Sordid speculation over Lute Olson’s divorce and the preening and pandering of presidential candidates have dominated the news on- and off-campus for months, but the biggest issue of this year is one that’s only recently received any attention: the worldwide food shortages that are rapidly becoming a humanitarian crisis.
While you chowed down on triple-Stackers in the campus food court this semester, riots were breaking out for simple staples like bread, corn and rice in countries as far-flung as Egypt, Mexico and Indonesia.
It’s a perfect storm of simple economics and stupid policy. High oil prices have hiked up the cost of mechanized agriculture while a new middle class buying meat in India and China has caused demand for grain to skyrocket. Meanwhile, the United States keeps stoking its insatiable appetite for ethanol, growing food for Hummers over Hatians – not to mention stubbornly refusing to reform the bloated agriculture subsidies that directly harm the poorest people across the world.
It may be easy to blame this one on the Chinese (along with toys, Tibet, temperatures – just about everything these days), but the latest famines are monsters mostly of our own creation. American arrogance has left the global market for food a warped, inefficient one – and until we try to fix it, we ought to expect human suffering to continue.
Connor Mendenhall is a sophomore majoring in economics and international studies and the opinions editor of the Arizona Daily Wildcat.

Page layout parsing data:
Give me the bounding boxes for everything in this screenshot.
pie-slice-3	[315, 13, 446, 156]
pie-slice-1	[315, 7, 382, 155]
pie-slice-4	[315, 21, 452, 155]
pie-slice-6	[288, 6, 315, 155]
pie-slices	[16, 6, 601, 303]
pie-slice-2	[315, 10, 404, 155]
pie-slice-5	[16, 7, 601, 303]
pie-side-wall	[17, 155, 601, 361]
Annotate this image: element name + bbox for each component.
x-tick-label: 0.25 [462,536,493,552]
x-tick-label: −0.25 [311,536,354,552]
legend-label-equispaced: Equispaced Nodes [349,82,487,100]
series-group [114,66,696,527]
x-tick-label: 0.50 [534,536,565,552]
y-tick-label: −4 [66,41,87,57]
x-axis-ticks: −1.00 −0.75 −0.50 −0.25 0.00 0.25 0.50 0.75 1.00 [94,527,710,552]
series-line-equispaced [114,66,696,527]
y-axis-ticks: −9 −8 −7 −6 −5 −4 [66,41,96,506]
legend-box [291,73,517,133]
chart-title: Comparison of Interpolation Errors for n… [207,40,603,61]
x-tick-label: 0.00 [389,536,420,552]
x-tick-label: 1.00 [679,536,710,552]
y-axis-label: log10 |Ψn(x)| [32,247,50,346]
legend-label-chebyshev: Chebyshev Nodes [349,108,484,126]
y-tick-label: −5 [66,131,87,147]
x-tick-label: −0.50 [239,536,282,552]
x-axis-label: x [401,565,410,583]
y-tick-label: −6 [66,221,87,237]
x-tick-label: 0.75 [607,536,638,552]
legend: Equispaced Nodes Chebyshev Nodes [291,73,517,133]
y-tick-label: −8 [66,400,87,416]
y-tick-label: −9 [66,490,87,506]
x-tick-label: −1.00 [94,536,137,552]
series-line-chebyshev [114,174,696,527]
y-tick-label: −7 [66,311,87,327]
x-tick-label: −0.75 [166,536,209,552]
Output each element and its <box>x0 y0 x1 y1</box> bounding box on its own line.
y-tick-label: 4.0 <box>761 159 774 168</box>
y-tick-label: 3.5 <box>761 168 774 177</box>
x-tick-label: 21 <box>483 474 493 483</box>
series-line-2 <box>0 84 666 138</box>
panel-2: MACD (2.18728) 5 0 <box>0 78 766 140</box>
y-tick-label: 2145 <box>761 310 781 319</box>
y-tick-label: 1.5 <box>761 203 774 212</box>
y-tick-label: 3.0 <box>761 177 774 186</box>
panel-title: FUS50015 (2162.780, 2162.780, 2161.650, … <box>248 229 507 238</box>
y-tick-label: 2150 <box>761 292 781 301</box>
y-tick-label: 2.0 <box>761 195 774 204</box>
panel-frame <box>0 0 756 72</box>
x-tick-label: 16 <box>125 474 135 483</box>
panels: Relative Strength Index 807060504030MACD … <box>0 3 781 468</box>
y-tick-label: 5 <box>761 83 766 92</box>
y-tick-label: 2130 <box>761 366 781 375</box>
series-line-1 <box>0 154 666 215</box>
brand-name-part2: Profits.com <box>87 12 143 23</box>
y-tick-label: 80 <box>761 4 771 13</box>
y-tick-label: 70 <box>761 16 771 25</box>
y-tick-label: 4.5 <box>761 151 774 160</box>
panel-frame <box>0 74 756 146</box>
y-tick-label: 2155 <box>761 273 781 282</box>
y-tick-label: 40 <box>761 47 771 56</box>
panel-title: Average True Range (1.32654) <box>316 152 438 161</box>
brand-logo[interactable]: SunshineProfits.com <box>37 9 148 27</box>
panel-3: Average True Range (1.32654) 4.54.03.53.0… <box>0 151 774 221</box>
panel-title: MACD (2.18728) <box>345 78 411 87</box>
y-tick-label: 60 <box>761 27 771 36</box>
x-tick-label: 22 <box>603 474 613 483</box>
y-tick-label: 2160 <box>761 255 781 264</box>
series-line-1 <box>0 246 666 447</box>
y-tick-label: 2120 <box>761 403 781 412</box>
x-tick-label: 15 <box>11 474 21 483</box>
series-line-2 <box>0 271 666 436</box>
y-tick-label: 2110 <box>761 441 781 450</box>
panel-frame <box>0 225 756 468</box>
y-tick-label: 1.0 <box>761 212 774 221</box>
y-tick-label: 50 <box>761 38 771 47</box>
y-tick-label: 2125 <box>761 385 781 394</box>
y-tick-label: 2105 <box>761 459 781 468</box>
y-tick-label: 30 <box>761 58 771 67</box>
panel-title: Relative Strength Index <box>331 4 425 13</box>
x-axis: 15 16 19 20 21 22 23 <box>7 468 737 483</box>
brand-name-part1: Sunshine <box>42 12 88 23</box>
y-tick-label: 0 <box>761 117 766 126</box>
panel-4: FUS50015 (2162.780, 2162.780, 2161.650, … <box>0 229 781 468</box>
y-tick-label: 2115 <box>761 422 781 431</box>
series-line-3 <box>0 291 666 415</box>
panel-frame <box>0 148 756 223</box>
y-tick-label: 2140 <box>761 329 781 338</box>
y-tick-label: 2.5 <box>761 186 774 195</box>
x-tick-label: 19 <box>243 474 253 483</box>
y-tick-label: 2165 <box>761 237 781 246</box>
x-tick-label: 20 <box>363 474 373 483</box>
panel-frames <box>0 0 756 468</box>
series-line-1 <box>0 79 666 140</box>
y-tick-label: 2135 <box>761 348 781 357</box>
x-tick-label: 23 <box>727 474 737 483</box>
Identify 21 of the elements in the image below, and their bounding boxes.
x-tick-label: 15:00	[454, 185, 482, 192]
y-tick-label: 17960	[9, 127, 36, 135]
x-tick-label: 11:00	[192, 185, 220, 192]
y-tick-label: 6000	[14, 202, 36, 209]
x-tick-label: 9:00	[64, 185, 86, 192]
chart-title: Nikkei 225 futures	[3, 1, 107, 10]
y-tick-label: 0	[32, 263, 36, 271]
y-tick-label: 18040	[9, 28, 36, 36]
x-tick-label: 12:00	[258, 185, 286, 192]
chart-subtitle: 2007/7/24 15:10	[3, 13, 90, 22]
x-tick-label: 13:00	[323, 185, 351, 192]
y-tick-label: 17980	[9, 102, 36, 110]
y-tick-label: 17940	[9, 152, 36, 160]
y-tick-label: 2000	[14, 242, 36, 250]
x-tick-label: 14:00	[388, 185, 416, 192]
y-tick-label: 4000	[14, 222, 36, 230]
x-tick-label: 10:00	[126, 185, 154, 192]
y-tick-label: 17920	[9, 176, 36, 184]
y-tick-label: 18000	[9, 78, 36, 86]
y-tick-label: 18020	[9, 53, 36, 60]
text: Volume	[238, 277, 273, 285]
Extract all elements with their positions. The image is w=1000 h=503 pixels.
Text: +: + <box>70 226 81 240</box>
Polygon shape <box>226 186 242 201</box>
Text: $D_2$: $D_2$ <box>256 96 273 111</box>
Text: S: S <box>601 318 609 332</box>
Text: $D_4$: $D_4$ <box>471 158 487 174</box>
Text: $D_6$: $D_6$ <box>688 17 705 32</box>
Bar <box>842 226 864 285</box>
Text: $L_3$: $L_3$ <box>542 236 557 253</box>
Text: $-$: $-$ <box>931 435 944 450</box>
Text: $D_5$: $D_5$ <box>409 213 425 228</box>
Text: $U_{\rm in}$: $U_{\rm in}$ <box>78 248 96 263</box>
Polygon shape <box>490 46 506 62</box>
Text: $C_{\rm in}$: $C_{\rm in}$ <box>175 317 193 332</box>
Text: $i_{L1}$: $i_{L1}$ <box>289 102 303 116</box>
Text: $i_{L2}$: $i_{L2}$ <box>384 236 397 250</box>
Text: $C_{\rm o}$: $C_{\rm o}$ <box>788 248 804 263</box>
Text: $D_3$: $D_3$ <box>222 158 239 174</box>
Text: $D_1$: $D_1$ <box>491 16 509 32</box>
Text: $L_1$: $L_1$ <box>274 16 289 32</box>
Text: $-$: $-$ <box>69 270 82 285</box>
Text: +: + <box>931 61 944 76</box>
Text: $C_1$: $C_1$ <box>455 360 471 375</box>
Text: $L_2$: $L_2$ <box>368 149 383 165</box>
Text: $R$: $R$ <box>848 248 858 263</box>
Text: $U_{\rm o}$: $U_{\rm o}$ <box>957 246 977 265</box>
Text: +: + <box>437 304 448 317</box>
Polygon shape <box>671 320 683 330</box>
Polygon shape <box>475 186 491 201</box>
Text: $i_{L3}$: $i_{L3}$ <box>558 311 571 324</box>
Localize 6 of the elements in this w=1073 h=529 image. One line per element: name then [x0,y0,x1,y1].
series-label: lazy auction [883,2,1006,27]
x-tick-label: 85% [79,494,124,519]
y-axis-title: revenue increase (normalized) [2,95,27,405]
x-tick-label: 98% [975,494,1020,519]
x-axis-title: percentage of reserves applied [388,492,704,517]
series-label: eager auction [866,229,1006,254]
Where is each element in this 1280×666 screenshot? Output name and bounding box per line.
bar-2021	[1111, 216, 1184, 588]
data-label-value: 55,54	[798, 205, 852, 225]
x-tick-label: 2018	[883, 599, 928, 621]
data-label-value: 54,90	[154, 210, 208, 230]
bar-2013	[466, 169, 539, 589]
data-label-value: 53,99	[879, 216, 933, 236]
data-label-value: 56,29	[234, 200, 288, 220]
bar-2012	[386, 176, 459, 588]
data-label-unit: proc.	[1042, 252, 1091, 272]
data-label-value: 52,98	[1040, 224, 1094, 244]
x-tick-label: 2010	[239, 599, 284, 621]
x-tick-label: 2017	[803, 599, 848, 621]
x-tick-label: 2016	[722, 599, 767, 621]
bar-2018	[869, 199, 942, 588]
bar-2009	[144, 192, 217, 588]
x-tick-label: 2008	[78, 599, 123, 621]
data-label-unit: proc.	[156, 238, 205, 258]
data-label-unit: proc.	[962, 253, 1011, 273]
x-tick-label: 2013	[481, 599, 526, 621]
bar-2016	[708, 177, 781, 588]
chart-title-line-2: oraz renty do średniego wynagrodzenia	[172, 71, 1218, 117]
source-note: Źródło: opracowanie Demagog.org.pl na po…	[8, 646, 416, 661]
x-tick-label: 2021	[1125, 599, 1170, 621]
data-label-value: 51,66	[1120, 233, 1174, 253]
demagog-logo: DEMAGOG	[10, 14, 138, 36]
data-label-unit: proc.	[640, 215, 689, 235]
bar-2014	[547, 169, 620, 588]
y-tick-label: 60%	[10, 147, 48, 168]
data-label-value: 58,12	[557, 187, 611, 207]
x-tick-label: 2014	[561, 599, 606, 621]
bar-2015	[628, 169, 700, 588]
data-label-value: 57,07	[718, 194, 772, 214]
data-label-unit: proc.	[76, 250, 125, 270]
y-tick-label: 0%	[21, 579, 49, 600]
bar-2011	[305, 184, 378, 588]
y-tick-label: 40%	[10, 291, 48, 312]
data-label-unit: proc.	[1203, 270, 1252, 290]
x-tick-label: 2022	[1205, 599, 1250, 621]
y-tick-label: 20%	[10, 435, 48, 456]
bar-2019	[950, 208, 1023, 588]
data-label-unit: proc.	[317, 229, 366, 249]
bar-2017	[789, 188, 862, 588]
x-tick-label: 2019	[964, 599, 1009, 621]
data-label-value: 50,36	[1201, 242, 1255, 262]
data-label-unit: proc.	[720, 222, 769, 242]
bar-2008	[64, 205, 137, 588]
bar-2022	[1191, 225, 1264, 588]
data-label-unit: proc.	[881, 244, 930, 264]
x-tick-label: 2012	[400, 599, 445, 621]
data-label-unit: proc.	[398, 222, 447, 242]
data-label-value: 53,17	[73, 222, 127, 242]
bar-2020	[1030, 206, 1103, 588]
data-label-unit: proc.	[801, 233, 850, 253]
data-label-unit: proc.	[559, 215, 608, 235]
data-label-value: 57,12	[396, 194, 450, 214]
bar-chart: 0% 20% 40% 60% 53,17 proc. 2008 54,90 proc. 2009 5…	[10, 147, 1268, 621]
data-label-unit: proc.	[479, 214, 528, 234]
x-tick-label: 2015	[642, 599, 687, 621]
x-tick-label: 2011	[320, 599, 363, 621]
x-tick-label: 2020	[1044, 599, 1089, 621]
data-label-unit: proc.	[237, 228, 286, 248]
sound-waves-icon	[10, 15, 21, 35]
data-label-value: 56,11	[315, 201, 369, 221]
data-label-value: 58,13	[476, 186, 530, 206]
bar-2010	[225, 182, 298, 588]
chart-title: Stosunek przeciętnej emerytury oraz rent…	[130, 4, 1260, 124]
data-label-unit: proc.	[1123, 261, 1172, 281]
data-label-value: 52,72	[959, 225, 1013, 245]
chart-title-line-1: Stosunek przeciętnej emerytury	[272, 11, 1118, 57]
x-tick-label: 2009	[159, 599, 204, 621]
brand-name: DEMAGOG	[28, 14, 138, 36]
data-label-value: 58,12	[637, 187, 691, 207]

Task: Which countries does the food shortage piece name as places where riots broke out over staples?

Finished exercise: Egypt, Mexico and Indonesia.